WORK TO COMPLETE: Copy out every record below, word for word.
start MATERIAL PROVIDED
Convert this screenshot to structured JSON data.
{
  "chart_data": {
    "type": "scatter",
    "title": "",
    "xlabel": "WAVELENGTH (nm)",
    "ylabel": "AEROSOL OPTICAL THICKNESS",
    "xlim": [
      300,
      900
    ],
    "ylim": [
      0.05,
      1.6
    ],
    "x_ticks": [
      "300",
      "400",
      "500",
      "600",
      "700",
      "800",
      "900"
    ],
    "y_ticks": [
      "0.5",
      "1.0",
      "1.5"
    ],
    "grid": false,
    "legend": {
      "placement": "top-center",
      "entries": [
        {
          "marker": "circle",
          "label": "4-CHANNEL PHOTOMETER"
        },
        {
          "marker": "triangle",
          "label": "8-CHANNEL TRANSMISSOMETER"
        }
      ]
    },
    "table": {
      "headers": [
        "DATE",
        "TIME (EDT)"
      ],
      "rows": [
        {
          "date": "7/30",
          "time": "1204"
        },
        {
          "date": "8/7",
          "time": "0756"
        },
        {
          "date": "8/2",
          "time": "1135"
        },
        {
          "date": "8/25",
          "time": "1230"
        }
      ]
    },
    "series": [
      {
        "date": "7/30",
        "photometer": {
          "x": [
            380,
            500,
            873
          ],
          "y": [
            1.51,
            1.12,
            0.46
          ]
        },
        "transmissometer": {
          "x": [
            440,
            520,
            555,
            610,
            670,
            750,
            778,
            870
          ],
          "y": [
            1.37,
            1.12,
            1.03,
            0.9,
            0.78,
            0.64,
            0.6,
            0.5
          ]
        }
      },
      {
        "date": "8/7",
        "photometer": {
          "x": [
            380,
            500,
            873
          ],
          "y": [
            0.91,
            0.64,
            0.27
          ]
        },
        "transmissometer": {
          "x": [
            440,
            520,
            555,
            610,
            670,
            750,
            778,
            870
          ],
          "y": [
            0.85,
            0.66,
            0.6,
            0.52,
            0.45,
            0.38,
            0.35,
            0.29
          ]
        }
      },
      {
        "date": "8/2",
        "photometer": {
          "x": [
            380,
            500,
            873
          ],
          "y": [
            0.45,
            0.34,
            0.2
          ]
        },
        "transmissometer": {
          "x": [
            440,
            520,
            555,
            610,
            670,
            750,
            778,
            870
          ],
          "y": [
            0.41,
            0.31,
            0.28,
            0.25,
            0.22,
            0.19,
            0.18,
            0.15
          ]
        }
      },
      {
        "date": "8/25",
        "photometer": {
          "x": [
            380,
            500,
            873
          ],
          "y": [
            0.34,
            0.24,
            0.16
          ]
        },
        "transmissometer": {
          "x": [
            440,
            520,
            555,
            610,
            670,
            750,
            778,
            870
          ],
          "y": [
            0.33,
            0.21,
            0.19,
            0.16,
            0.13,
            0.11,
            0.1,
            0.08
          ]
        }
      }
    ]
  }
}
end MATERIAL PROVIDED
REPLY:
Convert this screenshot to structured JSON data.
{
  "chart_data": {
    "type": "scatter",
    "title": "",
    "xlabel": "WAVELENGTH (nm)",
    "ylabel": "AEROSOL OPTICAL THICKNESS",
    "xlim": [
      300,
      900
    ],
    "ylim": [
      0.05,
      1.6
    ],
    "x_ticks": [
      "300",
      "400",
      "500",
      "600",
      "700",
      "800",
      "900"
    ],
    "y_ticks": [
      "0.5",
      "1.0",
      "1.5"
    ],
    "grid": false,
    "legend": {
      "placement": "top-center",
      "entries": [
        {
          "marker": "circle",
          "label": "4-CHANNEL PHOTOMETER"
        },
        {
          "marker": "triangle",
          "label": "8-CHANNEL TRANSMISSOMETER"
        }
      ]
    },
    "table": {
      "headers": [
        "DATE",
        "TIME (EDT)"
      ],
      "rows": [
        {
          "date": "7/30",
          "time": "1204"
        },
        {
          "date": "8/7",
          "time": "0756"
        },
        {
          "date": "8/2",
          "time": "1135"
        },
        {
          "date": "8/25",
          "time": "1230"
        }
      ]
    },
    "series": [
      {
        "date": "7/30",
        "photometer": {
          "x": [
            380,
            500,
            873
          ],
          "y": [
            1.51,
            1.12,
            0.46
          ]
        },
        "transmissometer": {
          "x": [
            440,
            520,
            555,
            610,
            670,
            750,
            778,
            870
          ],
          "y": [
            1.37,
            1.12,
            1.03,
            0.9,
            0.78,
            0.64,
            0.6,
            0.5
          ]
        }
      },
      {
        "date": "8/7",
        "photometer": {
          "x": [
            380,
            500,
            873
          ],
          "y": [
            0.91,
            0.64,
            0.27
          ]
        },
        "transmissometer": {
          "x": [
            440,
            520,
            555,
            610,
            670,
            750,
            778,
            870
          ],
          "y": [
            0.85,
            0.66,
            0.6,
            0.52,
            0.45,
            0.38,
            0.35,
            0.29
          ]
        }
      },
      {
        "date": "8/2",
        "photometer": {
          "x": [
            380,
            500,
            873
          ],
          "y": [
            0.45,
            0.34,
            0.2
          ]
        },
        "transmissometer": {
          "x": [
            440,
            520,
            555,
            610,
            670,
            750,
            778,
            870
          ],
          "y": [
            0.41,
            0.31,
            0.28,
            0.25,
            0.22,
            0.19,
            0.18,
            0.15
          ]
        }
      },
      {
        "date": "8/25",
        "photometer": {
          "x": [
            380,
            500,
            873
          ],
          "y": [
            0.34,
            0.24,
            0.16
          ]
        },
        "transmissometer": {
          "x": [
            440,
            520,
            555,
            610,
            670,
            750,
            778,
            870
          ],
          "y": [
            0.33,
            0.21,
            0.19,
            0.16,
            0.13,
            0.11,
            0.1,
            0.08
          ]
        }
      }
    ]
  }
}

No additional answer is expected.